▶ WRITTEN PROBLEM
Retype the records below exactly as they appear, but leave out any pictures.

▶ DATASET EXTRACT
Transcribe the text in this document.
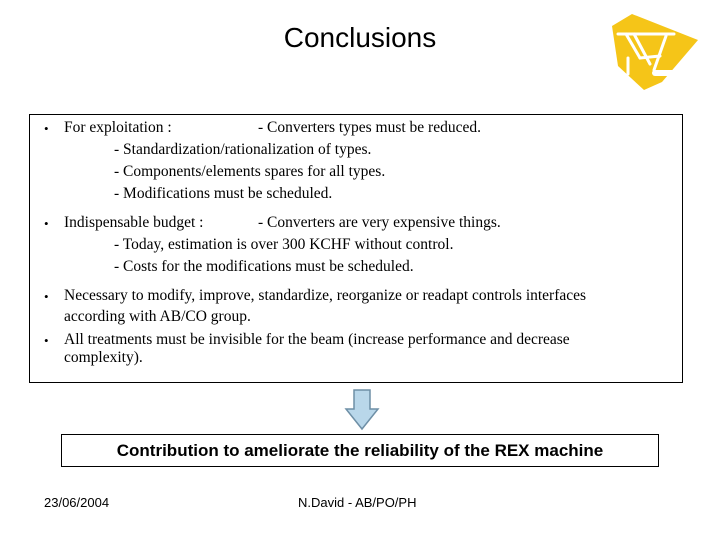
Conclusions
• For exploitation :	- Converters types must be reduced.
- Standardization/rationalization of types.
- Components/elements spares for all types.
- Modifications must be scheduled.
• Indispensable budget :	- Converters are very expensive things.
- Today, estimation is over 300 KCHF without control.
- Costs for the modifications must be scheduled.
• Necessary to modify, improve, standardize, reorganize or readapt controls interfaces
according with AB/CO group.
• All treatments must be invisible for the beam (increase performance and decrease
complexity).
Contribution to ameliorate the reliability of the REX machine
23/06/2004	N.David - AB/PO/PH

▶ RESPONSE
Transcribe the text in this document.
Conclusions
• For exploitation :	- Converters types must be reduced.
- Standardization/rationalization of types.
- Components/elements spares for all types.
- Modifications must be scheduled.
• Indispensable budget :	- Converters are very expensive things.
- Today, estimation is over 300 KCHF without control.
- Costs for the modifications must be scheduled.
• Necessary to modify, improve, standardize, reorganize or readapt controls interfaces
according with AB/CO group.
• All treatments must be invisible for the beam (increase performance and decrease
complexity).
Contribution to ameliorate the reliability of the REX machine
23/06/2004	N.David - AB/PO/PH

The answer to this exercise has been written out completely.